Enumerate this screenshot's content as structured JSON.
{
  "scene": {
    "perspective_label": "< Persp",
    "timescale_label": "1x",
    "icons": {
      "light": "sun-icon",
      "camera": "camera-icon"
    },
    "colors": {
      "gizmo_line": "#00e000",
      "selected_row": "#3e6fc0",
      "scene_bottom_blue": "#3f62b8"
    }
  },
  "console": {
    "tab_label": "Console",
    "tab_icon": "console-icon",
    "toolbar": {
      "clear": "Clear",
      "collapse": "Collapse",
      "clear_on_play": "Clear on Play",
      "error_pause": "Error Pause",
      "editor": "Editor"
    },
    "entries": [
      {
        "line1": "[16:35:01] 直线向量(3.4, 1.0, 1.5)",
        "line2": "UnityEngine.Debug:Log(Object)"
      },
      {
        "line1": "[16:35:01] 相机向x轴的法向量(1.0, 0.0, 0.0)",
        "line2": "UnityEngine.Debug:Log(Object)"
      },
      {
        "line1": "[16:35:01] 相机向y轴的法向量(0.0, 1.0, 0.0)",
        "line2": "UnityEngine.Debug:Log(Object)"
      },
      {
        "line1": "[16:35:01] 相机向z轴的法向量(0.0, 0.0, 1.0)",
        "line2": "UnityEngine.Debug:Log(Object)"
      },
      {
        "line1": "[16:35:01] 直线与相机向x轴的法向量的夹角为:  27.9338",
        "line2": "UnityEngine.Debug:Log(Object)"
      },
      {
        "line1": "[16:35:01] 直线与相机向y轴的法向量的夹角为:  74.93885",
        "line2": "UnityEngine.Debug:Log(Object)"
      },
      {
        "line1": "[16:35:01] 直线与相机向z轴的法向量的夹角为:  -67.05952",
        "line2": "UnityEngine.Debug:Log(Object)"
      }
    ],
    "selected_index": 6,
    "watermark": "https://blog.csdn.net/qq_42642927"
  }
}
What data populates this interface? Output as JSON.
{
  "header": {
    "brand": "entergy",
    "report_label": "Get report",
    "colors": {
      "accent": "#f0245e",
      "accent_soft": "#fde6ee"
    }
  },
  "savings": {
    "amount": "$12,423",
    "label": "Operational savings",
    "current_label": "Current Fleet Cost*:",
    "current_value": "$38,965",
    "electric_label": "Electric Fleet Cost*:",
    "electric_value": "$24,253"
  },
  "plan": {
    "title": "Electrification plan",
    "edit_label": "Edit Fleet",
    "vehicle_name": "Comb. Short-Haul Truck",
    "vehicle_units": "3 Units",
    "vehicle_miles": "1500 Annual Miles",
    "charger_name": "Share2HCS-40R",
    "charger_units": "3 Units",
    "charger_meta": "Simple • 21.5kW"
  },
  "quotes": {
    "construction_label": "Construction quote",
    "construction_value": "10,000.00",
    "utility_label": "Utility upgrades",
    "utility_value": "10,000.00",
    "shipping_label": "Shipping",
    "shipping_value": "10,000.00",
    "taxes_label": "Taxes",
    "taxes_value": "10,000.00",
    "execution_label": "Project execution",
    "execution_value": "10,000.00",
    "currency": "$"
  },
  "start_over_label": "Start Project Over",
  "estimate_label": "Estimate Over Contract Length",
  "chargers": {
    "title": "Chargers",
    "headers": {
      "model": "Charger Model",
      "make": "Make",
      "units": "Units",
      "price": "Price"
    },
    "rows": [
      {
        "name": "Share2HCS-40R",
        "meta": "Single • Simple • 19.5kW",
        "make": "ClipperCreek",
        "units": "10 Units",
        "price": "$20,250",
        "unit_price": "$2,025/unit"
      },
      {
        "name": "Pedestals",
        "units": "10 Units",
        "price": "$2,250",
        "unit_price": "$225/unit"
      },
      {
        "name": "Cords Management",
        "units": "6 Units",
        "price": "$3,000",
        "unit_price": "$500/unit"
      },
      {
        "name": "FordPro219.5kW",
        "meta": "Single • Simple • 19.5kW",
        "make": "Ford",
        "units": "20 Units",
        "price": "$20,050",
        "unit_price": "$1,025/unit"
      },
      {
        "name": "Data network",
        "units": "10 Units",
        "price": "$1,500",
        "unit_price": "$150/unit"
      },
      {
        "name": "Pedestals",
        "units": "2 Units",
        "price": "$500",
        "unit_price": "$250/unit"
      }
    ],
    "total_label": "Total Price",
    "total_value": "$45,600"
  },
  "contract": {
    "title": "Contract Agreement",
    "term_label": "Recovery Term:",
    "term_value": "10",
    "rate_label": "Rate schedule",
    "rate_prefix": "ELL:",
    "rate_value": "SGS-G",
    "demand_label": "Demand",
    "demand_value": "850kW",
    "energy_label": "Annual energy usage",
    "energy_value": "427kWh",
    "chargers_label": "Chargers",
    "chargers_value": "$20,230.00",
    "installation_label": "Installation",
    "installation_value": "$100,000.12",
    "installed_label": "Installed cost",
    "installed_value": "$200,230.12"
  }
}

» **DESCRIPTION OF THE TASK**: Reproduce the records word for word.

» **ANSWER IN FULL**:
Enumerate this screenshot's content as structured JSON.
{
  "scene": {
    "perspective_label": "< Persp",
    "timescale_label": "1x",
    "icons": {
      "light": "sun-icon",
      "camera": "camera-icon"
    },
    "colors": {
      "gizmo_line": "#00e000",
      "selected_row": "#3e6fc0",
      "scene_bottom_blue": "#3f62b8"
    }
  },
  "console": {
    "tab_label": "Console",
    "tab_icon": "console-icon",
    "toolbar": {
      "clear": "Clear",
      "collapse": "Collapse",
      "clear_on_play": "Clear on Play",
      "error_pause": "Error Pause",
      "editor": "Editor"
    },
    "entries": [
      {
        "line1": "[16:35:01] 直线向量(3.4, 1.0, 1.5)",
        "line2": "UnityEngine.Debug:Log(Object)"
      },
      {
        "line1": "[16:35:01] 相机向x轴的法向量(1.0, 0.0, 0.0)",
        "line2": "UnityEngine.Debug:Log(Object)"
      },
      {
        "line1": "[16:35:01] 相机向y轴的法向量(0.0, 1.0, 0.0)",
        "line2": "UnityEngine.Debug:Log(Object)"
      },
      {
        "line1": "[16:35:01] 相机向z轴的法向量(0.0, 0.0, 1.0)",
        "line2": "UnityEngine.Debug:Log(Object)"
      },
      {
        "line1": "[16:35:01] 直线与相机向x轴的法向量的夹角为:  27.9338",
        "line2": "UnityEngine.Debug:Log(Object)"
      },
      {
        "line1": "[16:35:01] 直线与相机向y轴的法向量的夹角为:  74.93885",
        "line2": "UnityEngine.Debug:Log(Object)"
      },
      {
        "line1": "[16:35:01] 直线与相机向z轴的法向量的夹角为:  -67.05952",
        "line2": "UnityEngine.Debug:Log(Object)"
      }
    ],
    "selected_index": 6,
    "watermark": "https://blog.csdn.net/qq_42642927"
  }
}
What data populates this interface? Output as JSON.
{
  "header": {
    "brand": "entergy",
    "report_label": "Get report",
    "colors": {
      "accent": "#f0245e",
      "accent_soft": "#fde6ee"
    }
  },
  "savings": {
    "amount": "$12,423",
    "label": "Operational savings",
    "current_label": "Current Fleet Cost*:",
    "current_value": "$38,965",
    "electric_label": "Electric Fleet Cost*:",
    "electric_value": "$24,253"
  },
  "plan": {
    "title": "Electrification plan",
    "edit_label": "Edit Fleet",
    "vehicle_name": "Comb. Short-Haul Truck",
    "vehicle_units": "3 Units",
    "vehicle_miles": "1500 Annual Miles",
    "charger_name": "Share2HCS-40R",
    "charger_units": "3 Units",
    "charger_meta": "Simple • 21.5kW"
  },
  "quotes": {
    "construction_label": "Construction quote",
    "construction_value": "10,000.00",
    "utility_label": "Utility upgrades",
    "utility_value": "10,000.00",
    "shipping_label": "Shipping",
    "shipping_value": "10,000.00",
    "taxes_label": "Taxes",
    "taxes_value": "10,000.00",
    "execution_label": "Project execution",
    "execution_value": "10,000.00",
    "currency": "$"
  },
  "start_over_label": "Start Project Over",
  "estimate_label": "Estimate Over Contract Length",
  "chargers": {
    "title": "Chargers",
    "headers": {
      "model": "Charger Model",
      "make": "Make",
      "units": "Units",
      "price": "Price"
    },
    "rows": [
      {
        "name": "Share2HCS-40R",
        "meta": "Single • Simple • 19.5kW",
        "make": "ClipperCreek",
        "units": "10 Units",
        "price": "$20,250",
        "unit_price": "$2,025/unit"
      },
      {
        "name": "Pedestals",
        "units": "10 Units",
        "price": "$2,250",
        "unit_price": "$225/unit"
      },
      {
        "name": "Cords Management",
        "units": "6 Units",
        "price": "$3,000",
        "unit_price": "$500/unit"
      },
      {
        "name": "FordPro219.5kW",
        "meta": "Single • Simple • 19.5kW",
        "make": "Ford",
        "units": "20 Units",
        "price": "$20,050",
        "unit_price": "$1,025/unit"
      },
      {
        "name": "Data network",
        "units": "10 Units",
        "price": "$1,500",
        "unit_price": "$150/unit"
      },
      {
        "name": "Pedestals",
        "units": "2 Units",
        "price": "$500",
        "unit_price": "$250/unit"
      }
    ],
    "total_label": "Total Price",
    "total_value": "$45,600"
  },
  "contract": {
    "title": "Contract Agreement",
    "term_label": "Recovery Term:",
    "term_value": "10",
    "rate_label": "Rate schedule",
    "rate_prefix": "ELL:",
    "rate_value": "SGS-G",
    "demand_label": "Demand",
    "demand_value": "850kW",
    "energy_label": "Annual energy usage",
    "energy_value": "427kWh",
    "chargers_label": "Chargers",
    "chargers_value": "$20,230.00",
    "installation_label": "Installation",
    "installation_value": "$100,000.12",
    "installed_label": "Installed cost",
    "installed_value": "$200,230.12"
  }
}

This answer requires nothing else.